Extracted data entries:
>> Start

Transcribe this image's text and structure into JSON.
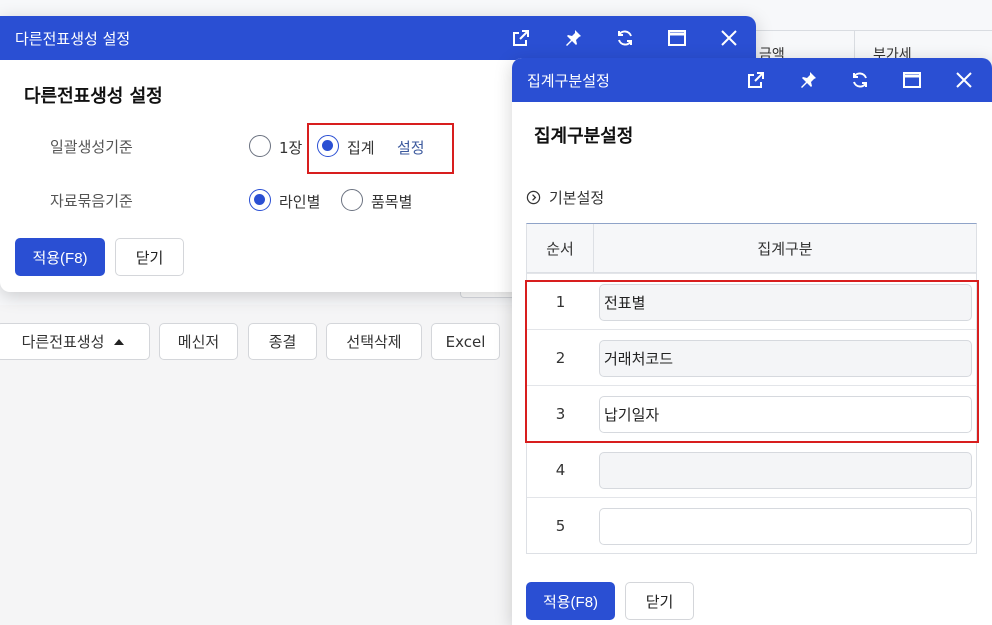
{
  "background": {
    "header_cells": [
      "금액",
      "부가세"
    ],
    "toolbar": [
      {
        "label": "다른전표생성",
        "has_caret": true
      },
      {
        "label": "메신저"
      },
      {
        "label": "종결"
      },
      {
        "label": "선택삭제"
      },
      {
        "label": "Excel"
      }
    ]
  },
  "dialog_left": {
    "title": "다른전표생성 설정",
    "heading": "다른전표생성 설정",
    "rows": [
      {
        "label": "일괄생성기준",
        "options": [
          {
            "label": "1장",
            "checked": false
          },
          {
            "label": "집계",
            "checked": true
          }
        ],
        "link": "설정"
      },
      {
        "label": "자료묶음기준",
        "options": [
          {
            "label": "라인별",
            "checked": true
          },
          {
            "label": "품목별",
            "checked": false
          }
        ]
      }
    ],
    "apply_label": "적용(F8)",
    "close_label": "닫기"
  },
  "dialog_right": {
    "title": "집계구분설정",
    "heading": "집계구분설정",
    "section_label": "기본설정",
    "grid": {
      "col_order": "순서",
      "col_group": "집계구분",
      "rows": [
        {
          "num": "1",
          "value": "전표별"
        },
        {
          "num": "2",
          "value": "거래처코드"
        },
        {
          "num": "3",
          "value": "납기일자"
        },
        {
          "num": "4",
          "value": ""
        },
        {
          "num": "5",
          "value": ""
        }
      ]
    },
    "apply_label": "적용(F8)",
    "close_label": "닫기"
  },
  "titlebar_icons": [
    "external-link-icon",
    "pin-icon",
    "refresh-icon",
    "maximize-icon",
    "close-icon"
  ],
  "colors": {
    "primary": "#2a4fd3",
    "highlight": "#d81e1e"
  }
}
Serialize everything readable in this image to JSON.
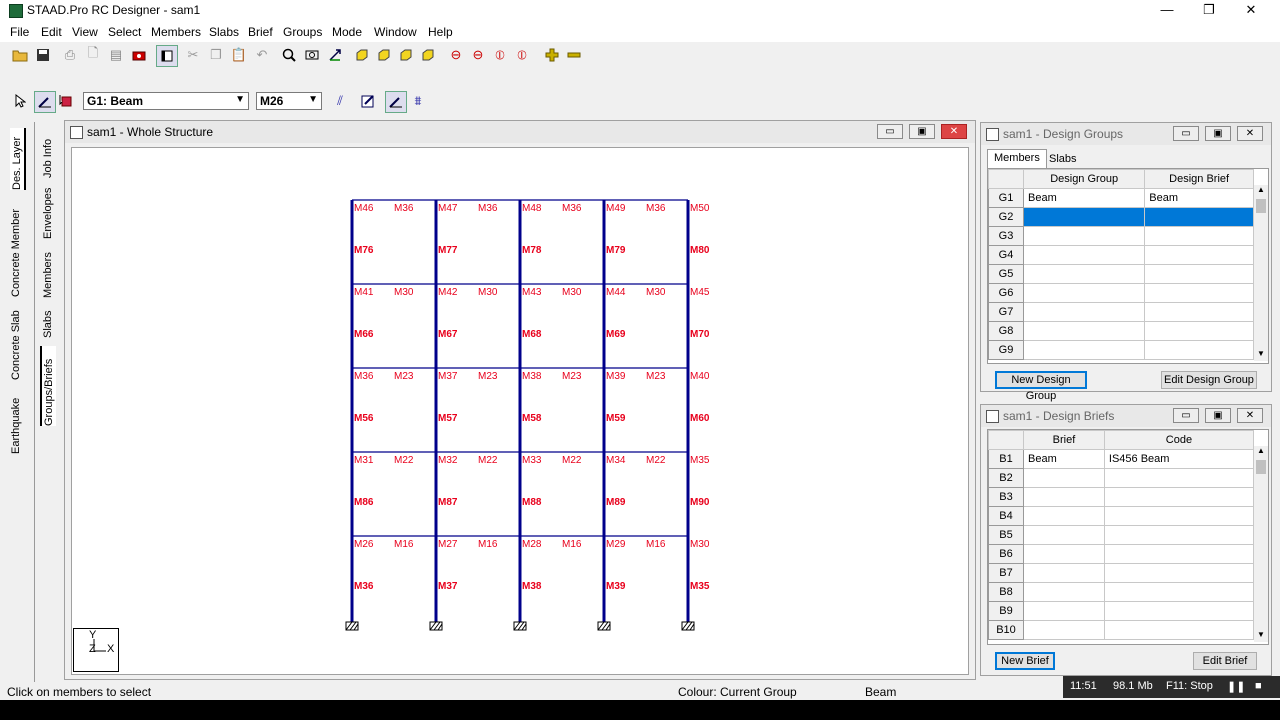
{
  "window": {
    "title": "STAAD.Pro RC Designer - sam1",
    "minimize": "—",
    "restore": "❐",
    "close": "✕"
  },
  "menu": [
    "File",
    "Edit",
    "View",
    "Select",
    "Members",
    "Slabs",
    "Brief",
    "Groups",
    "Mode",
    "Window",
    "Help"
  ],
  "toolbar": {
    "group_combo": "G1: Beam",
    "member_combo": "M26"
  },
  "left_tabs_outer": [
    "Des. Layer",
    "Concrete Member",
    "Concrete Slab",
    "Earthquake"
  ],
  "left_tabs_inner": [
    "Job Info",
    "Envelopes",
    "Members",
    "Slabs",
    "Groups/Briefs"
  ],
  "structure_window": {
    "title": "sam1 - Whole Structure",
    "columns": [
      "46",
      "47",
      "48",
      "49",
      "50"
    ],
    "rows": [
      {
        "nodes": [
          "M46",
          "M47",
          "M48",
          "M49",
          "M50"
        ],
        "beam": "M36",
        "mid": [
          "M76",
          "M77",
          "M78",
          "M79",
          "M80"
        ]
      },
      {
        "nodes": [
          "M41",
          "M42",
          "M43",
          "M44",
          "M45"
        ],
        "beam": "M30",
        "mid": [
          "M66",
          "M67",
          "M68",
          "M69",
          "M70"
        ]
      },
      {
        "nodes": [
          "M36",
          "M37",
          "M38",
          "M39",
          "M40"
        ],
        "beam": "M23",
        "mid": [
          "M56",
          "M57",
          "M58",
          "M59",
          "M60"
        ]
      },
      {
        "nodes": [
          "M31",
          "M32",
          "M33",
          "M34",
          "M35"
        ],
        "beam": "M22",
        "mid": [
          "M86",
          "M87",
          "M88",
          "M89",
          "M90"
        ]
      },
      {
        "nodes": [
          "M26",
          "M27",
          "M28",
          "M29",
          "M30"
        ],
        "beam": "M16",
        "mid": [
          "M36",
          "M37",
          "M38",
          "M39",
          "M35"
        ]
      }
    ],
    "axis": {
      "y": "Y",
      "z": "Z",
      "x": "X"
    }
  },
  "design_groups": {
    "title": "sam1 - Design Groups",
    "tabs": [
      "Members",
      "Slabs"
    ],
    "headers": [
      "Design Group",
      "Design Brief"
    ],
    "rows": [
      {
        "id": "G1",
        "group": "Beam",
        "brief": "Beam"
      },
      {
        "id": "G2",
        "group": "",
        "brief": ""
      },
      {
        "id": "G3",
        "group": "",
        "brief": ""
      },
      {
        "id": "G4",
        "group": "",
        "brief": ""
      },
      {
        "id": "G5",
        "group": "",
        "brief": ""
      },
      {
        "id": "G6",
        "group": "",
        "brief": ""
      },
      {
        "id": "G7",
        "group": "",
        "brief": ""
      },
      {
        "id": "G8",
        "group": "",
        "brief": ""
      },
      {
        "id": "G9",
        "group": "",
        "brief": ""
      }
    ],
    "new_button": "New Design Group",
    "edit_button": "Edit Design Group"
  },
  "design_briefs": {
    "title": "sam1 - Design Briefs",
    "headers": [
      "Brief",
      "Code"
    ],
    "rows": [
      {
        "id": "B1",
        "brief": "Beam",
        "code": "IS456 Beam"
      },
      {
        "id": "B2",
        "brief": "",
        "code": ""
      },
      {
        "id": "B3",
        "brief": "",
        "code": ""
      },
      {
        "id": "B4",
        "brief": "",
        "code": ""
      },
      {
        "id": "B5",
        "brief": "",
        "code": ""
      },
      {
        "id": "B6",
        "brief": "",
        "code": ""
      },
      {
        "id": "B7",
        "brief": "",
        "code": ""
      },
      {
        "id": "B8",
        "brief": "",
        "code": ""
      },
      {
        "id": "B9",
        "brief": "",
        "code": ""
      },
      {
        "id": "B10",
        "brief": "",
        "code": ""
      }
    ],
    "new_button": "New Brief",
    "edit_button": "Edit Brief"
  },
  "status": {
    "hint": "Click on members to select",
    "colour": "Colour: Current Group",
    "type": "Beam"
  },
  "tray": {
    "time": "11:51",
    "memory": "98.1 Mb",
    "stop": "F11: Stop",
    "pause": "❚❚",
    "recorder": "■"
  },
  "colors": {
    "frame": "#00008b",
    "labels": "#e8001c",
    "selection": "#0078d7"
  }
}
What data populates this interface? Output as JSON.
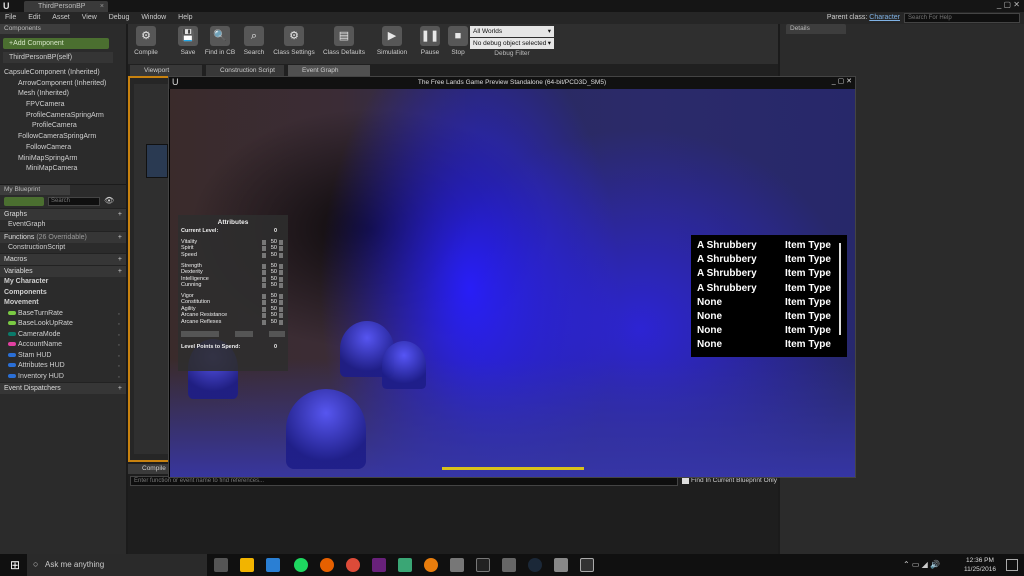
{
  "titlebar": {
    "tab_label": "ThirdPersonBP",
    "tab_close": "×",
    "window_controls": "_ ▢ ✕"
  },
  "menu": [
    "File",
    "Edit",
    "Asset",
    "View",
    "Debug",
    "Window",
    "Help"
  ],
  "parent_class": {
    "label": "Parent class:",
    "value": "Character"
  },
  "help_search": {
    "placeholder": "Search For Help"
  },
  "components": {
    "title": "Components",
    "add_button": "+Add Component",
    "self": "ThirdPersonBP(self)",
    "tree": [
      "CapsuleComponent (Inherited)",
      "ArrowComponent (Inherited)",
      "Mesh (Inherited)",
      "FPVCamera",
      "ProfileCameraSpringArm",
      "ProfileCamera",
      "FollowCameraSpringArm",
      "FollowCamera",
      "MiniMapSpringArm",
      "MiniMapCamera"
    ]
  },
  "my_blueprint": {
    "title": "My Blueprint",
    "search_placeholder": "Search",
    "sections": {
      "graphs": "Graphs",
      "event_graph": "EventGraph",
      "functions": "Functions",
      "functions_count": "(26 Overridable)",
      "construction_script": "ConstructionScript",
      "macros": "Macros",
      "variables": "Variables",
      "my_character": "My Character",
      "components": "Components",
      "movement": "Movement",
      "event_dispatchers": "Event Dispatchers"
    },
    "variables": [
      {
        "name": "BaseTurnRate",
        "color": "#7ac943"
      },
      {
        "name": "BaseLookUpRate",
        "color": "#7ac943"
      },
      {
        "name": "CameraMode",
        "color": "#0a7a6a"
      },
      {
        "name": "AccountName",
        "color": "#e040a0"
      },
      {
        "name": "Stam HUD",
        "color": "#2a6fd6"
      },
      {
        "name": "Attributes HUD",
        "color": "#2a6fd6"
      },
      {
        "name": "Inventory HUD",
        "color": "#2a6fd6"
      }
    ]
  },
  "toolbar": {
    "compile": "Compile",
    "save": "Save",
    "find_in_cb": "Find in CB",
    "search": "Search",
    "class_settings": "Class Settings",
    "class_defaults": "Class Defaults",
    "simulation": "Simulation",
    "pause": "Pause",
    "stop": "Stop",
    "world_select": "All Worlds",
    "debug_object": "No debug object selected",
    "debug_filter": "Debug Filter"
  },
  "editor_tabs": [
    "Viewport",
    "Construction Script",
    "Event Graph"
  ],
  "compile_results": {
    "tab": "Compile",
    "find_placeholder": "Enter function or event name to find references...",
    "find_option": "Find In Current Blueprint Only"
  },
  "details": {
    "title": "Details"
  },
  "game_window": {
    "title": "The Free Lands Game Preview Standalone (64-bit/PCD3D_SM5)",
    "controls": "_ ▢ ✕",
    "attributes": {
      "title": "Attributes",
      "current_level_label": "Current Level:",
      "current_level": "0",
      "groups": [
        [
          {
            "name": "Vitality",
            "value": "50"
          },
          {
            "name": "Spirit",
            "value": "50"
          },
          {
            "name": "Speed",
            "value": "50"
          }
        ],
        [
          {
            "name": "Strength",
            "value": "50"
          },
          {
            "name": "Dexterity",
            "value": "50"
          },
          {
            "name": "Intelligence",
            "value": "50"
          },
          {
            "name": "Cunning",
            "value": "50"
          }
        ],
        [
          {
            "name": "Vigor",
            "value": "50"
          },
          {
            "name": "Constitution",
            "value": "50"
          },
          {
            "name": "Agility",
            "value": "50"
          },
          {
            "name": "Arcane Resistance",
            "value": "50"
          },
          {
            "name": "Arcane Reflexes",
            "value": "50"
          }
        ]
      ],
      "points_label": "Level Points to Spend:",
      "points": "0"
    },
    "inventory": [
      {
        "item": "A Shrubbery",
        "type": "Item Type"
      },
      {
        "item": "A Shrubbery",
        "type": "Item Type"
      },
      {
        "item": "A Shrubbery",
        "type": "Item Type"
      },
      {
        "item": "A Shrubbery",
        "type": "Item Type"
      },
      {
        "item": "None",
        "type": "Item Type"
      },
      {
        "item": "None",
        "type": "Item Type"
      },
      {
        "item": "None",
        "type": "Item Type"
      },
      {
        "item": "None",
        "type": "Item Type"
      }
    ]
  },
  "taskbar": {
    "search_placeholder": "Ask me anything",
    "time": "12:36 PM",
    "date": "11/25/2016"
  }
}
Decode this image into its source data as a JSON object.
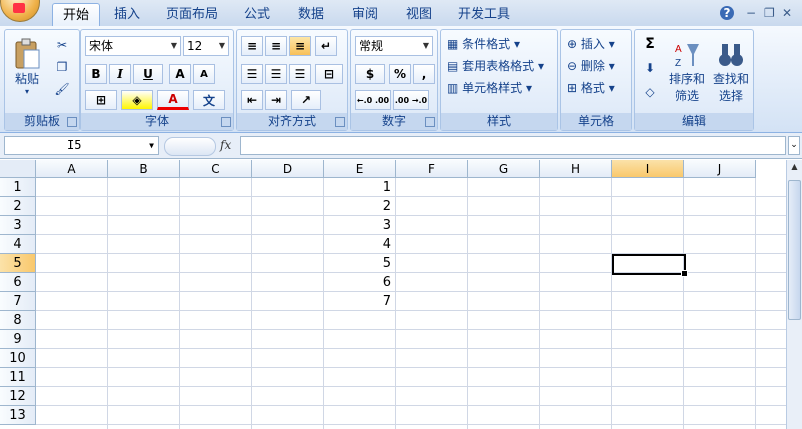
{
  "tabs": [
    "开始",
    "插入",
    "页面布局",
    "公式",
    "数据",
    "审阅",
    "视图",
    "开发工具"
  ],
  "window_controls": {
    "help": "?",
    "minimize": "−",
    "restore": "❐",
    "close": "✕"
  },
  "clipboard": {
    "paste_label": "粘贴",
    "group_label": "剪贴板"
  },
  "font": {
    "name": "宋体",
    "size": "12",
    "bold": "B",
    "italic": "I",
    "underline": "U",
    "grow": "A",
    "shrink": "A",
    "color_letter": "A",
    "phonetic": "文",
    "group_label": "字体"
  },
  "alignment": {
    "group_label": "对齐方式"
  },
  "number": {
    "format": "常规",
    "percent": "%",
    "comma": ",",
    "inc_decimal": "←.0 .00",
    "dec_decimal": ".00 →.0",
    "group_label": "数字"
  },
  "styles": {
    "conditional": "条件格式",
    "table_format": "套用表格格式",
    "cell_styles": "单元格样式",
    "group_label": "样式"
  },
  "cells": {
    "insert": "插入",
    "delete": "删除",
    "format": "格式",
    "group_label": "单元格"
  },
  "editing": {
    "sum": "Σ",
    "sort_filter_1": "排序和",
    "sort_filter_2": "筛选",
    "find_select_1": "查找和",
    "find_select_2": "选择",
    "group_label": "编辑"
  },
  "formula_bar": {
    "name_box": "I5",
    "fx": "fx",
    "formula": ""
  },
  "sheet": {
    "columns": [
      "A",
      "B",
      "C",
      "D",
      "E",
      "F",
      "G",
      "H",
      "I",
      "J"
    ],
    "selected_column": "I",
    "rows": [
      "1",
      "2",
      "3",
      "4",
      "5",
      "6",
      "7",
      "8",
      "9",
      "10",
      "11",
      "12",
      "13"
    ],
    "selected_row": "5",
    "values_col_E": [
      "1",
      "2",
      "3",
      "4",
      "5",
      "6",
      "7"
    ],
    "selected_cell": "I5"
  },
  "colors": {
    "accent": "#15428b",
    "selection": "#f9c86c",
    "grid": "#d0d7e5"
  }
}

>> End

Aim of the task → Find the line containing "Decode this image" in the listing above. Restate it and every line after it, word for word, through the final line, leaving out the pictures.

Final result →
Decode this image into its source data as a JSON object.
{
  "tabs": [
    "开始",
    "插入",
    "页面布局",
    "公式",
    "数据",
    "审阅",
    "视图",
    "开发工具"
  ],
  "window_controls": {
    "help": "?",
    "minimize": "−",
    "restore": "❐",
    "close": "✕"
  },
  "clipboard": {
    "paste_label": "粘贴",
    "group_label": "剪贴板"
  },
  "font": {
    "name": "宋体",
    "size": "12",
    "bold": "B",
    "italic": "I",
    "underline": "U",
    "grow": "A",
    "shrink": "A",
    "color_letter": "A",
    "phonetic": "文",
    "group_label": "字体"
  },
  "alignment": {
    "group_label": "对齐方式"
  },
  "number": {
    "format": "常规",
    "percent": "%",
    "comma": ",",
    "inc_decimal": "←.0 .00",
    "dec_decimal": ".00 →.0",
    "group_label": "数字"
  },
  "styles": {
    "conditional": "条件格式",
    "table_format": "套用表格格式",
    "cell_styles": "单元格样式",
    "group_label": "样式"
  },
  "cells": {
    "insert": "插入",
    "delete": "删除",
    "format": "格式",
    "group_label": "单元格"
  },
  "editing": {
    "sum": "Σ",
    "sort_filter_1": "排序和",
    "sort_filter_2": "筛选",
    "find_select_1": "查找和",
    "find_select_2": "选择",
    "group_label": "编辑"
  },
  "formula_bar": {
    "name_box": "I5",
    "fx": "fx",
    "formula": ""
  },
  "sheet": {
    "columns": [
      "A",
      "B",
      "C",
      "D",
      "E",
      "F",
      "G",
      "H",
      "I",
      "J"
    ],
    "selected_column": "I",
    "rows": [
      "1",
      "2",
      "3",
      "4",
      "5",
      "6",
      "7",
      "8",
      "9",
      "10",
      "11",
      "12",
      "13"
    ],
    "selected_row": "5",
    "values_col_E": [
      "1",
      "2",
      "3",
      "4",
      "5",
      "6",
      "7"
    ],
    "selected_cell": "I5"
  },
  "colors": {
    "accent": "#15428b",
    "selection": "#f9c86c",
    "grid": "#d0d7e5"
  }
}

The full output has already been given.